● THE REQUEST
Set down, unchanged, every line of the records below from the start through the line that holds "svg-text:205061-0044: 205061-0044 <box>623", with that line included.

====== DATA IN THIS EXERCISE ======

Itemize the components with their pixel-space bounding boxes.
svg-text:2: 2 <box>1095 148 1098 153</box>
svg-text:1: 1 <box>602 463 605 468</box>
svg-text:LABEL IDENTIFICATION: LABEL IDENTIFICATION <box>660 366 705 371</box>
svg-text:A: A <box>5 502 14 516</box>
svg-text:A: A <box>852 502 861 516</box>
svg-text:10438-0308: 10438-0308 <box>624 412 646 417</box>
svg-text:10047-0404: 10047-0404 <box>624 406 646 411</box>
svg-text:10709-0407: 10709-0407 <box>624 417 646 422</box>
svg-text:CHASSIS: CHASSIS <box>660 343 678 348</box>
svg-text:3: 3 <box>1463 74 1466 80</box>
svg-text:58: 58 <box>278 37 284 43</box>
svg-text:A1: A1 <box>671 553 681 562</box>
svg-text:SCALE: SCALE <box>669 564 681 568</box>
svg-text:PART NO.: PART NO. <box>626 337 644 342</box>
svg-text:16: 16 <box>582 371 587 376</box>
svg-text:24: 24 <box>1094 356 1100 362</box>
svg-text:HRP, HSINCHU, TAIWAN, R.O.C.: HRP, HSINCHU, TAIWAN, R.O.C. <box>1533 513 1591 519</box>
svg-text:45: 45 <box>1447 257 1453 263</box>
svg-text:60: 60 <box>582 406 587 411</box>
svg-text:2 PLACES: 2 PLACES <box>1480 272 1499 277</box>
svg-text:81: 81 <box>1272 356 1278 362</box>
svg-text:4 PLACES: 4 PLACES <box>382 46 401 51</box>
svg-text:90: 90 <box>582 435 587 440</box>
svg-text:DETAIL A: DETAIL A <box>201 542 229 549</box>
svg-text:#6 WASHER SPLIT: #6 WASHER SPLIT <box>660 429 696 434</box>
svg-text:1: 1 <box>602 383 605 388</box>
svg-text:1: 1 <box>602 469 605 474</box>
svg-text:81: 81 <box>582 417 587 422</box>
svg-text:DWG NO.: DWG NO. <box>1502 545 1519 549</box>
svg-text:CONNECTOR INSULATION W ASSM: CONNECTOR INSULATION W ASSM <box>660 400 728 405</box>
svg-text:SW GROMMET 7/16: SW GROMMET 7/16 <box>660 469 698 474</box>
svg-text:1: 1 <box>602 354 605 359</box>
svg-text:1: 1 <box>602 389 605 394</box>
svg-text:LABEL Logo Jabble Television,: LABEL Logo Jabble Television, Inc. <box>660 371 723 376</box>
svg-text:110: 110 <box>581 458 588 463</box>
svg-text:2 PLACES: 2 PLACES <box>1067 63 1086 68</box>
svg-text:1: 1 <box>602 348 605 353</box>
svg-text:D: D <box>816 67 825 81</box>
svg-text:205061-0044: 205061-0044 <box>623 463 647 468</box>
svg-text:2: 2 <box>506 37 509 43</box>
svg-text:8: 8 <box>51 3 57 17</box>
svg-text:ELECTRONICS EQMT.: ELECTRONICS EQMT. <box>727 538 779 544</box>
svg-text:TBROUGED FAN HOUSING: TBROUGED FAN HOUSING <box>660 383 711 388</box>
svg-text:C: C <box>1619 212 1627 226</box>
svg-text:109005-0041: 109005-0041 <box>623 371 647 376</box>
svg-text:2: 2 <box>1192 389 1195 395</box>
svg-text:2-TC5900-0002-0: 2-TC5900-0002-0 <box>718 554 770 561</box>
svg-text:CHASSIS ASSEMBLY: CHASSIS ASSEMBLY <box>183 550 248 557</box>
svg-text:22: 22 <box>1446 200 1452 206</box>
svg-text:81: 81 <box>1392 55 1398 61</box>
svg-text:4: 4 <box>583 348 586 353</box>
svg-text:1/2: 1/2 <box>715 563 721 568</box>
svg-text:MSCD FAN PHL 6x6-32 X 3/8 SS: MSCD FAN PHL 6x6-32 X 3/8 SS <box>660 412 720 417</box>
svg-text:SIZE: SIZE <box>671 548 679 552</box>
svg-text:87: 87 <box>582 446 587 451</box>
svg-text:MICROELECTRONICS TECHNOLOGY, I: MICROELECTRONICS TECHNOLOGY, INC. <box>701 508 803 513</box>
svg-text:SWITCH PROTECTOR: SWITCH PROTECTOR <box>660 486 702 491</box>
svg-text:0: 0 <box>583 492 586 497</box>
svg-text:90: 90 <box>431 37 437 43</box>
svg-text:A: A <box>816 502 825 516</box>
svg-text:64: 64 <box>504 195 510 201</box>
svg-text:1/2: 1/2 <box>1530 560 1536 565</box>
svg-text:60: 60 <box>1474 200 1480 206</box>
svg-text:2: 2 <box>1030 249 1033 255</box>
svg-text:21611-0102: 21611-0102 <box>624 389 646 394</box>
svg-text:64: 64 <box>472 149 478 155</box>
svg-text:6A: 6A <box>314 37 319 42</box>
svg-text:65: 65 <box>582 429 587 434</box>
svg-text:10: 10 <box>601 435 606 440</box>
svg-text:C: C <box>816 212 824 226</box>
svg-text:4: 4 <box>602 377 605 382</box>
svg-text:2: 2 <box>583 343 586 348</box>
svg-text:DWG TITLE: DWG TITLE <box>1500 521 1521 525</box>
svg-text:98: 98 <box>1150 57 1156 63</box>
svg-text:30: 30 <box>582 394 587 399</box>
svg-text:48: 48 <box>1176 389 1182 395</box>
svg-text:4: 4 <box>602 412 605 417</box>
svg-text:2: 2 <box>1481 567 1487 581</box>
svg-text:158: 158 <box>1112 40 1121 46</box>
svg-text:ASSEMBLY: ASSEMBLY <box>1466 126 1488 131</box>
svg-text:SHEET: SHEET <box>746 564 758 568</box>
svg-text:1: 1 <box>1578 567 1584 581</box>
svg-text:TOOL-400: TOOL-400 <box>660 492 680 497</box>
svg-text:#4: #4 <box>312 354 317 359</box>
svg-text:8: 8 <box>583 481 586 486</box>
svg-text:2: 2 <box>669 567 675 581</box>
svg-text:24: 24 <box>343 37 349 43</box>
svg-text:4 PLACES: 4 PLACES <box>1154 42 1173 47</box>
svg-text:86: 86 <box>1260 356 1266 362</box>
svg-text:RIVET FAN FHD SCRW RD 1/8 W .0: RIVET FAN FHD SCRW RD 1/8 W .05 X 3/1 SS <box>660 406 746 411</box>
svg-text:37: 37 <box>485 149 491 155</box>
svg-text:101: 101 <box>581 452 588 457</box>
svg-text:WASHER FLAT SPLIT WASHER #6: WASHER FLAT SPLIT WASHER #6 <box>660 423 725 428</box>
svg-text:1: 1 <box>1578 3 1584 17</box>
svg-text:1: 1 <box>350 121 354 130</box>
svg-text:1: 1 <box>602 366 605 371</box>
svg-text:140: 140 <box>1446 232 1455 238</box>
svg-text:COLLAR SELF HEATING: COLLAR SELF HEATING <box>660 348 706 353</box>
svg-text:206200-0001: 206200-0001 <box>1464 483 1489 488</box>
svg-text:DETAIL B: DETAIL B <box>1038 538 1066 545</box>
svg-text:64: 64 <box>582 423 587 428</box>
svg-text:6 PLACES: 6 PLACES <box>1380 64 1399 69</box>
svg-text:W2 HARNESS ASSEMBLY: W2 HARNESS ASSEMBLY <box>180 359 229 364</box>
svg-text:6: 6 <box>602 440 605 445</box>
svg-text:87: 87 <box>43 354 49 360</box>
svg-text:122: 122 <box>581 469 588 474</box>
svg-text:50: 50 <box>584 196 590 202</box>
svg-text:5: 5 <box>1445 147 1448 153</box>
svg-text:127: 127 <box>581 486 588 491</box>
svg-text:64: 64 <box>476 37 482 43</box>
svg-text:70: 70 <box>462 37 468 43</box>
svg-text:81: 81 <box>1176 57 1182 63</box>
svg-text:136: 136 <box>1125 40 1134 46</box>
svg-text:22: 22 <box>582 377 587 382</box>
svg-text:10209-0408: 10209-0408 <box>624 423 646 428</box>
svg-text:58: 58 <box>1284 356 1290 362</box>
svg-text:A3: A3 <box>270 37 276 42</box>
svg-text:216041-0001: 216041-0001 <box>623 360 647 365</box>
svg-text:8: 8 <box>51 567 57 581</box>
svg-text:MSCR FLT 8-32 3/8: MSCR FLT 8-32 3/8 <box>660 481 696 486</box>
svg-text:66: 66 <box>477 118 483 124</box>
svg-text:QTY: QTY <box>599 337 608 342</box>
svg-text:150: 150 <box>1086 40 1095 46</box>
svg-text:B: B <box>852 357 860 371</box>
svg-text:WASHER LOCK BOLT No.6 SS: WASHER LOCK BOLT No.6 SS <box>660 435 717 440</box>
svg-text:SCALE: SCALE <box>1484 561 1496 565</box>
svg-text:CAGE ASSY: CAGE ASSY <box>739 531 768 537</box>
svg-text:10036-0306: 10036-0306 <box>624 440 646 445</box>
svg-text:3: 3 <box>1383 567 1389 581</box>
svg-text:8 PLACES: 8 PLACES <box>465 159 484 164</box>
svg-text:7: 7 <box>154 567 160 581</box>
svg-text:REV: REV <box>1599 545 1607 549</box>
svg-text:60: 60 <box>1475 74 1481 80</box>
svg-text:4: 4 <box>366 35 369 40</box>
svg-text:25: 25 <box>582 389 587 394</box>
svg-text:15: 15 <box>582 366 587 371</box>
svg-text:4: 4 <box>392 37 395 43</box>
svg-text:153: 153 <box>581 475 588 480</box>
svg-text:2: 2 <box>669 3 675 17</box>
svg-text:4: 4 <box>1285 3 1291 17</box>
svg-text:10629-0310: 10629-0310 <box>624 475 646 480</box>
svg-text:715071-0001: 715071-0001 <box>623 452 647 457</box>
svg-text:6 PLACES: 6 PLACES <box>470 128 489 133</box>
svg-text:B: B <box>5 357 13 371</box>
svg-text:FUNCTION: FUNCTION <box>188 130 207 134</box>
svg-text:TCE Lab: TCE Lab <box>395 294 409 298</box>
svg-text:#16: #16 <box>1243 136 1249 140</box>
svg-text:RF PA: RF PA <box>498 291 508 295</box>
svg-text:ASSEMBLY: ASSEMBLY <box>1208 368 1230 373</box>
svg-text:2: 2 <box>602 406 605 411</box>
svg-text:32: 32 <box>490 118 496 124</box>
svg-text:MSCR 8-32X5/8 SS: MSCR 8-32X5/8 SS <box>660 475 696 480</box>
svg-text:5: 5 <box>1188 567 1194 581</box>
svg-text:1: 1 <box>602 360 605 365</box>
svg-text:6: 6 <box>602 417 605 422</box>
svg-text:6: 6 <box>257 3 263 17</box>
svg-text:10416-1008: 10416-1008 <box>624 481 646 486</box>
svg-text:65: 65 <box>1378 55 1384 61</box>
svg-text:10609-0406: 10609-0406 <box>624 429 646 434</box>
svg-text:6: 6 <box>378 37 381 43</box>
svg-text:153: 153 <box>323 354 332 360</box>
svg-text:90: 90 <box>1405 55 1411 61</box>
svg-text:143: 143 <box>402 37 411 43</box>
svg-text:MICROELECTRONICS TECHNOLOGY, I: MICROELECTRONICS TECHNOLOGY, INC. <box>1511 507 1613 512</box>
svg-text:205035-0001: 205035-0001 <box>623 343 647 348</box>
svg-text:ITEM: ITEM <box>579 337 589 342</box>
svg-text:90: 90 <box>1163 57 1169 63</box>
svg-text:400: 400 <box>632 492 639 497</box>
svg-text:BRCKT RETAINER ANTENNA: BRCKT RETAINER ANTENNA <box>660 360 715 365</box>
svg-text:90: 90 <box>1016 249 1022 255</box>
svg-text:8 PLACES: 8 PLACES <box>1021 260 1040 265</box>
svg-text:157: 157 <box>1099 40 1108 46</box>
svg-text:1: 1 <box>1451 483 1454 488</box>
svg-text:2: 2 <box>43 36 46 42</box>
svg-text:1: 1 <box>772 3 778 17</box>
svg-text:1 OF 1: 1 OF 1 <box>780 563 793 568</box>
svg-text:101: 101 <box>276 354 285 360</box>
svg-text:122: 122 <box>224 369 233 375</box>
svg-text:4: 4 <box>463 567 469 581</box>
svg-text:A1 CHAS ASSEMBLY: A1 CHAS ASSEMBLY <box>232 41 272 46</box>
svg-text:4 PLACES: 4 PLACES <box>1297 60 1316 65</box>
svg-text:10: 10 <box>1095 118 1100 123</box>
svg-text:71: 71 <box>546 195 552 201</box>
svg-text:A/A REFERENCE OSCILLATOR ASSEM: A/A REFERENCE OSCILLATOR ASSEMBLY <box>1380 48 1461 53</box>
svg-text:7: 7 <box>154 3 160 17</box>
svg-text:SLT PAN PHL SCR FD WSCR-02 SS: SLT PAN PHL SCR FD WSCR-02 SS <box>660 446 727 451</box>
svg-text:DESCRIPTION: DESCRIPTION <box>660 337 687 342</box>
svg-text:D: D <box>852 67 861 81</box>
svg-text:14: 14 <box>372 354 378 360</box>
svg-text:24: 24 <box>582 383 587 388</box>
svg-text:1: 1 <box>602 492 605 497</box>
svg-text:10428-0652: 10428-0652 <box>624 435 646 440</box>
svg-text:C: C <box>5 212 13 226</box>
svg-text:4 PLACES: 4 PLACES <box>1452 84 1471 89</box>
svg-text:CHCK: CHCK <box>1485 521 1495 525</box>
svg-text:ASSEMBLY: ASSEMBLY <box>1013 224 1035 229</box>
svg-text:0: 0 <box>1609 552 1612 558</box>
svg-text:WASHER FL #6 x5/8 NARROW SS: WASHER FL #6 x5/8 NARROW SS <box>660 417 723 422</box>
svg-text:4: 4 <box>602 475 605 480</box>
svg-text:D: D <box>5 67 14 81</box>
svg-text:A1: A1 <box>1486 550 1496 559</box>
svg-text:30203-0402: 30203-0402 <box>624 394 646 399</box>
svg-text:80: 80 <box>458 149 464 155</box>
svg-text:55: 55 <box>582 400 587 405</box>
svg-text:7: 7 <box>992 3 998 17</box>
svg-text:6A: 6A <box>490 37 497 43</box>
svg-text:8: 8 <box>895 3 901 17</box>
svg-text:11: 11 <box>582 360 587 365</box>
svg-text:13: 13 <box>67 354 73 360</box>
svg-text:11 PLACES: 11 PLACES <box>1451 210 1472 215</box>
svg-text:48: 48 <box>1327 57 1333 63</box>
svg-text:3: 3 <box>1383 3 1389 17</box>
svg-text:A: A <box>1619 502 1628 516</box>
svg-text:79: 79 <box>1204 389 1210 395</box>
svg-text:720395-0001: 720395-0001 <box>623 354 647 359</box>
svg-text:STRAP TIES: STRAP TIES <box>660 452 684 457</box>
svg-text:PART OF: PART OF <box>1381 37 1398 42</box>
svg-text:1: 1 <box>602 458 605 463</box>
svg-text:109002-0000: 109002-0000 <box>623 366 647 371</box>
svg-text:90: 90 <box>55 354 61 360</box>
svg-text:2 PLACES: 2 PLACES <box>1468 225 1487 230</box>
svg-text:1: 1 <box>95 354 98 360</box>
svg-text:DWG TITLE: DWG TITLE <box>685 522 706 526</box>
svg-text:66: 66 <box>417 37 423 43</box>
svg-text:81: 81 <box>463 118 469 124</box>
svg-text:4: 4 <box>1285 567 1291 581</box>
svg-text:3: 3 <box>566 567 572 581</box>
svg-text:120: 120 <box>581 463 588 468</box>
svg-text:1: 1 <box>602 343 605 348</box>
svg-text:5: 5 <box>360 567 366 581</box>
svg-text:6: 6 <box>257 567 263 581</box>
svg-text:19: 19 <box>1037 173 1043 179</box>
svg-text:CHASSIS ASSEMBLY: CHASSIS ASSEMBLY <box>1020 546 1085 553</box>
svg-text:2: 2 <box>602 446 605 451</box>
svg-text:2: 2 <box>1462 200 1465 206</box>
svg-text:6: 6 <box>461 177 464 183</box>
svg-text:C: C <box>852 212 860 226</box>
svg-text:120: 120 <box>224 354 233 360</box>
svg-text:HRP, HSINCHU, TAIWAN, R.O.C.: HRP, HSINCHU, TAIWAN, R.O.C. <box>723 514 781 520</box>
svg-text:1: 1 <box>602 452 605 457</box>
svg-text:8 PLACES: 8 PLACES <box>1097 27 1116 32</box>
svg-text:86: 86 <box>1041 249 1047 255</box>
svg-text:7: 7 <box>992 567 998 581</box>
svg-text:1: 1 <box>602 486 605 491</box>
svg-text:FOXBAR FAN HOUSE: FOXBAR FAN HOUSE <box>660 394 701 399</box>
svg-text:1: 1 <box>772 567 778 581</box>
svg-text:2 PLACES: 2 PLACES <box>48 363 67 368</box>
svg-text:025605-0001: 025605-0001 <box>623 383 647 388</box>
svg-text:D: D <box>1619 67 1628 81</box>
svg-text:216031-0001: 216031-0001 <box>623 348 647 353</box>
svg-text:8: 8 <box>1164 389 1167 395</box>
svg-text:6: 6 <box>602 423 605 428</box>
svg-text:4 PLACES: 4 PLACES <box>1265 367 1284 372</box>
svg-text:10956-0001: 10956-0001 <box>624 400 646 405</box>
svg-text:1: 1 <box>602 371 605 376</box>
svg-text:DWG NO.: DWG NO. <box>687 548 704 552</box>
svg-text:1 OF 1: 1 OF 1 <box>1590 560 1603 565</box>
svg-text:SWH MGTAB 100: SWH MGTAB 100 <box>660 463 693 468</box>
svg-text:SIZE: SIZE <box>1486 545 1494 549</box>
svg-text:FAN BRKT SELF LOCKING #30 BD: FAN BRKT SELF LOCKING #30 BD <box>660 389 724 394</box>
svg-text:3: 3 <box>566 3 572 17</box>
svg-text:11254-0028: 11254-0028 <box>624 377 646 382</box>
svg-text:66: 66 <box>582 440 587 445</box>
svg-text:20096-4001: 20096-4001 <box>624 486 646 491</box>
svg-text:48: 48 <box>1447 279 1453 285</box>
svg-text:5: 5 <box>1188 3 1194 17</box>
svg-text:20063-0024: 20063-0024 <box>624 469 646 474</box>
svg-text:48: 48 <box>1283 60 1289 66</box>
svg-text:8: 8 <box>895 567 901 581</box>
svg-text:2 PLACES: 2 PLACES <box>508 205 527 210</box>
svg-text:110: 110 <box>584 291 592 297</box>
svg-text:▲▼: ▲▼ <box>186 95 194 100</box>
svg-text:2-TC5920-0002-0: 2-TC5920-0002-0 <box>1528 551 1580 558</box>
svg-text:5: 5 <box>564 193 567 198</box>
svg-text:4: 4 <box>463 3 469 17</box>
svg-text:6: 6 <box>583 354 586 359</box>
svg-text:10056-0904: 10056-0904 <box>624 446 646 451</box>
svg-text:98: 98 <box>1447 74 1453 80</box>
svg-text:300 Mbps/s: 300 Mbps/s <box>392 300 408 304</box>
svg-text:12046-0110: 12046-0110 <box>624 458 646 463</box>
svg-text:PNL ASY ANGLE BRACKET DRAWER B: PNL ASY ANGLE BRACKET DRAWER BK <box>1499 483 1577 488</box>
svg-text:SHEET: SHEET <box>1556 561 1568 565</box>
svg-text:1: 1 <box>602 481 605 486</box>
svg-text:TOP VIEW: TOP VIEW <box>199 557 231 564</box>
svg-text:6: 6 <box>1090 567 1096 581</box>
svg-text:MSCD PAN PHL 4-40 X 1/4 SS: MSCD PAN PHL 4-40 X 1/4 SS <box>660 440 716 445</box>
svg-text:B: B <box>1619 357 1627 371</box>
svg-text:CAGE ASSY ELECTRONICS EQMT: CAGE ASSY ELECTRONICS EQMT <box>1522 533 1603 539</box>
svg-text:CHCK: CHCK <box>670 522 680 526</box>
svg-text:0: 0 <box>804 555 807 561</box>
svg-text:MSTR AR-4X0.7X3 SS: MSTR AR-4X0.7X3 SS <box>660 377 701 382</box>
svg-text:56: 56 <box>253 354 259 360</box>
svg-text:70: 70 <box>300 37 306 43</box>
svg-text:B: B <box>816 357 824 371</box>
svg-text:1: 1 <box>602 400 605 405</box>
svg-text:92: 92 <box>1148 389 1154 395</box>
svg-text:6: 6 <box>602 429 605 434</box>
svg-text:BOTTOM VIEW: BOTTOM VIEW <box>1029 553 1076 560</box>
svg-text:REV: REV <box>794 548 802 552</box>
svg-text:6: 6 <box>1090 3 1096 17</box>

======

● WRITTEN REPLY
Itemize the components with their pixel-space bounding boxes.
svg-text:2: 2 <box>1095 148 1098 153</box>
svg-text:1: 1 <box>602 463 605 468</box>
svg-text:LABEL IDENTIFICATION: LABEL IDENTIFICATION <box>660 366 705 371</box>
svg-text:A: A <box>5 502 14 516</box>
svg-text:A: A <box>852 502 861 516</box>
svg-text:10438-0308: 10438-0308 <box>624 412 646 417</box>
svg-text:10047-0404: 10047-0404 <box>624 406 646 411</box>
svg-text:10709-0407: 10709-0407 <box>624 417 646 422</box>
svg-text:CHASSIS: CHASSIS <box>660 343 678 348</box>
svg-text:3: 3 <box>1463 74 1466 80</box>
svg-text:58: 58 <box>278 37 284 43</box>
svg-text:A1: A1 <box>671 553 681 562</box>
svg-text:SCALE: SCALE <box>669 564 681 568</box>
svg-text:PART NO.: PART NO. <box>626 337 644 342</box>
svg-text:16: 16 <box>582 371 587 376</box>
svg-text:24: 24 <box>1094 356 1100 362</box>
svg-text:HRP, HSINCHU, TAIWAN, R.O.C.: HRP, HSINCHU, TAIWAN, R.O.C. <box>1533 513 1591 519</box>
svg-text:45: 45 <box>1447 257 1453 263</box>
svg-text:60: 60 <box>582 406 587 411</box>
svg-text:2 PLACES: 2 PLACES <box>1480 272 1499 277</box>
svg-text:81: 81 <box>1272 356 1278 362</box>
svg-text:4 PLACES: 4 PLACES <box>382 46 401 51</box>
svg-text:90: 90 <box>582 435 587 440</box>
svg-text:DETAIL A: DETAIL A <box>201 542 229 549</box>
svg-text:#6 WASHER SPLIT: #6 WASHER SPLIT <box>660 429 696 434</box>
svg-text:1: 1 <box>602 383 605 388</box>
svg-text:1: 1 <box>602 469 605 474</box>
svg-text:81: 81 <box>582 417 587 422</box>
svg-text:DWG NO.: DWG NO. <box>1502 545 1519 549</box>
svg-text:CONNECTOR INSULATION W ASSM: CONNECTOR INSULATION W ASSM <box>660 400 728 405</box>
svg-text:SW GROMMET 7/16: SW GROMMET 7/16 <box>660 469 698 474</box>
svg-text:1: 1 <box>602 354 605 359</box>
svg-text:1: 1 <box>602 389 605 394</box>
svg-text:LABEL Logo Jabble Television,: LABEL Logo Jabble Television, Inc. <box>660 371 723 376</box>
svg-text:110: 110 <box>581 458 588 463</box>
svg-text:2 PLACES: 2 PLACES <box>1067 63 1086 68</box>
svg-text:1: 1 <box>602 348 605 353</box>
svg-text:D: D <box>816 67 825 81</box>
svg-text:205061-0044: 205061-0044 <box>623 463 647 468</box>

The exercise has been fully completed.